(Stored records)
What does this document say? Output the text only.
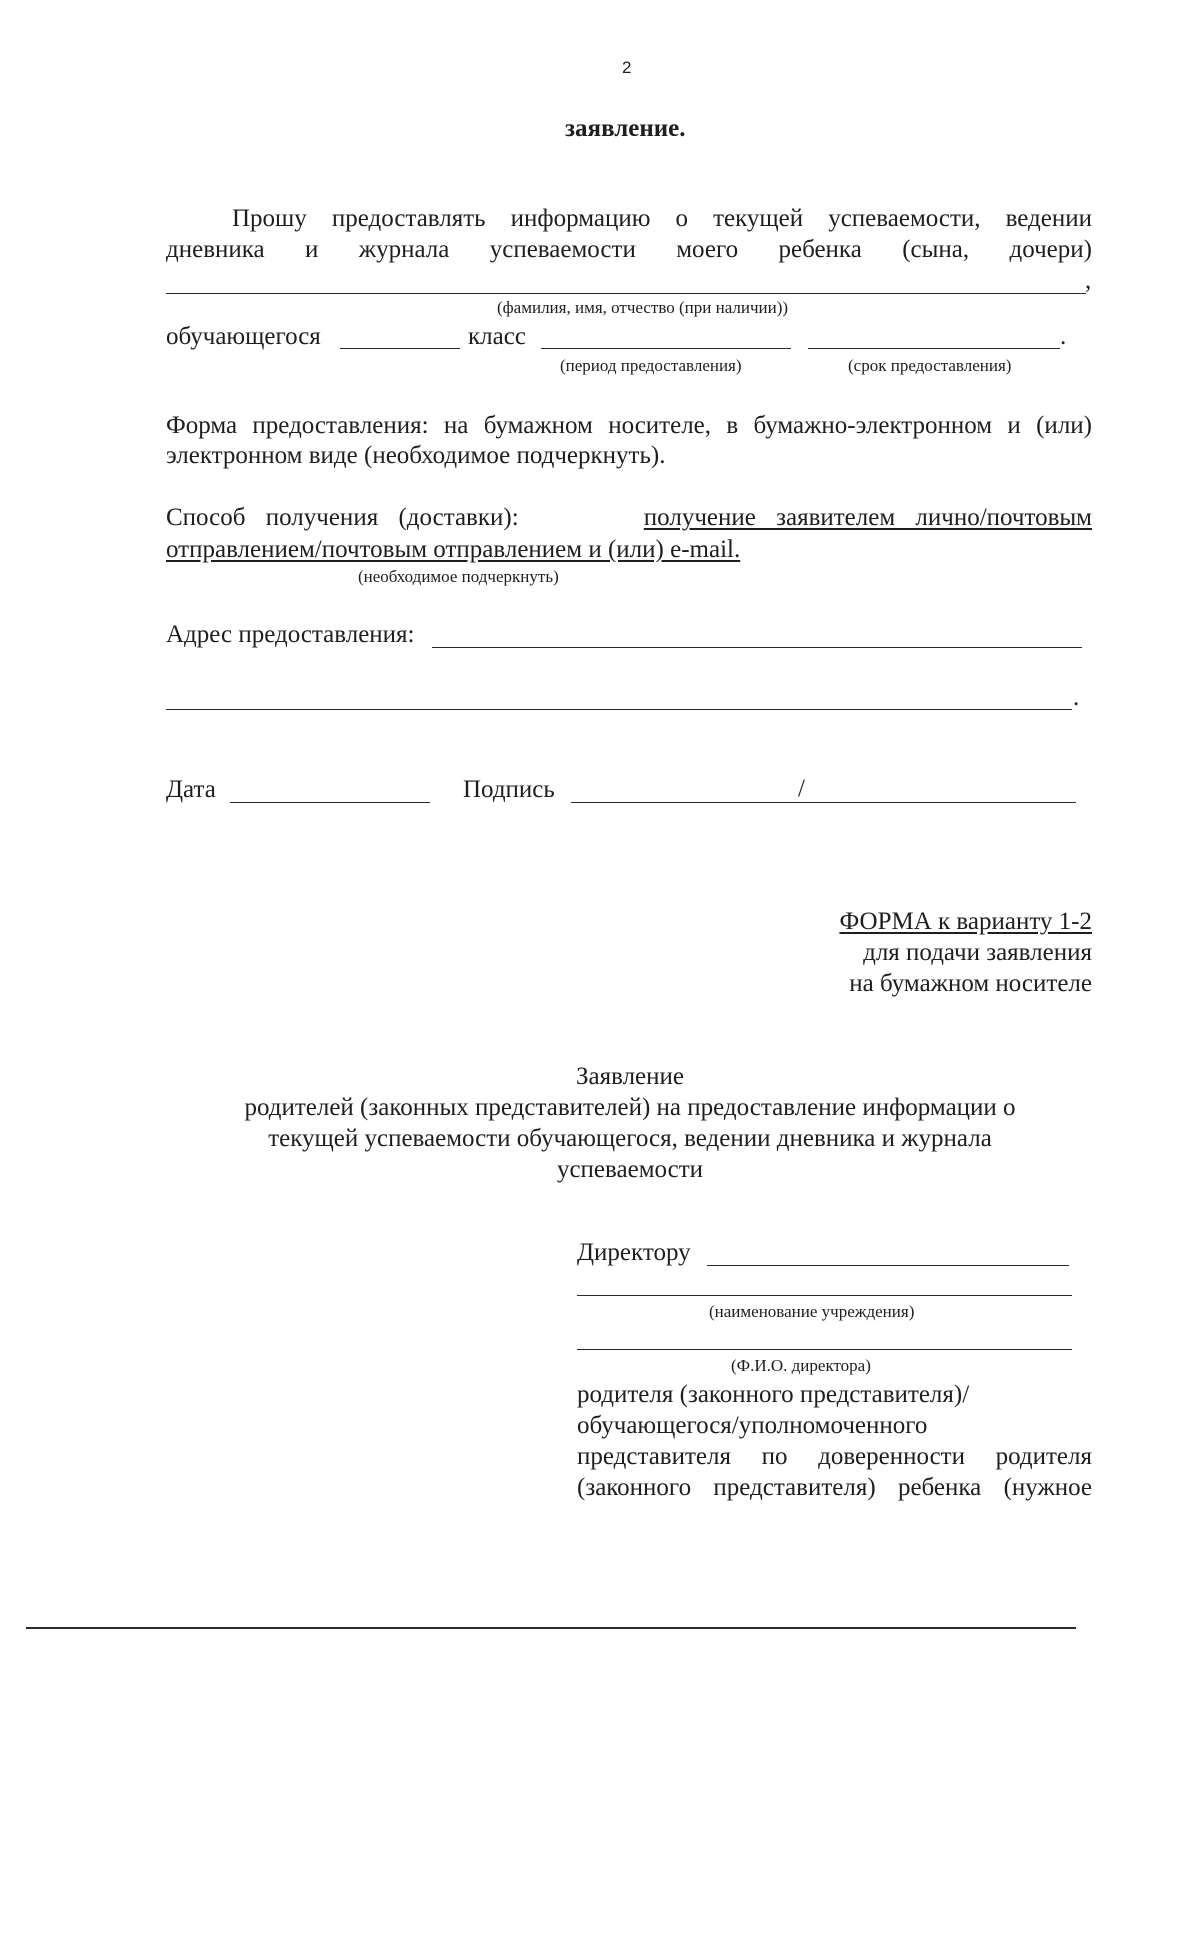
2
заявление.
Прошу предоставлять информацию о текущей успеваемости, ведении
дневника и журнала успеваемости моего ребенка (сына, дочери)
,
(фамилия, имя, отчество (при наличии))
обучающегося	класс	.
(период предоставления)	(срок предоставления)
Форма предоставления: на бумажном носителе, в бумажно-электронном и (или)
электронном виде (необходимое подчеркнуть).
Способ получения (доставки):	получение заявителем лично/почтовым
отправлением/почтовым отправлением и (или) e-mail.
(необходимое подчеркнуть)
Адрес предоставления:
.
Дата	Подпись	/
ФОРМА к варианту 1-2
для подачи заявления
на бумажном носителе
Заявление
родителей (законных представителей) на предоставление информации о
текущей успеваемости обучающегося, ведении дневника и журнала
успеваемости
Директору
(наименование учреждения)
(Ф.И.О. директора)
родителя (законного представителя)/
обучающегося/уполномоченного
представителя по доверенности родителя
(законного представителя) ребенка (нужное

TASK OBJECTIVE → Restate the data above exactly, stripping out each image.

RESPONSE BELOW →
What does this document say? Output the text only.
2
заявление.
Прошу предоставлять информацию о текущей успеваемости, ведении
дневника и журнала успеваемости моего ребенка (сына, дочери)
,
(фамилия, имя, отчество (при наличии))
обучающегося	класс	.
(период предоставления)	(срок предоставления)
Форма предоставления: на бумажном носителе, в бумажно-электронном и (или)
электронном виде (необходимое подчеркнуть).
Способ получения (доставки):	получение заявителем лично/почтовым
отправлением/почтовым отправлением и (или) e-mail.
(необходимое подчеркнуть)
Адрес предоставления:
.
Дата	Подпись	/
ФОРМА к варианту 1-2
для подачи заявления
на бумажном носителе
Заявление
родителей (законных представителей) на предоставление информации о
текущей успеваемости обучающегося, ведении дневника и журнала
успеваемости
Директору
(наименование учреждения)
(Ф.И.О. директора)
родителя (законного представителя)/
обучающегося/уполномоченного
представителя по доверенности родителя
(законного представителя) ребенка (нужное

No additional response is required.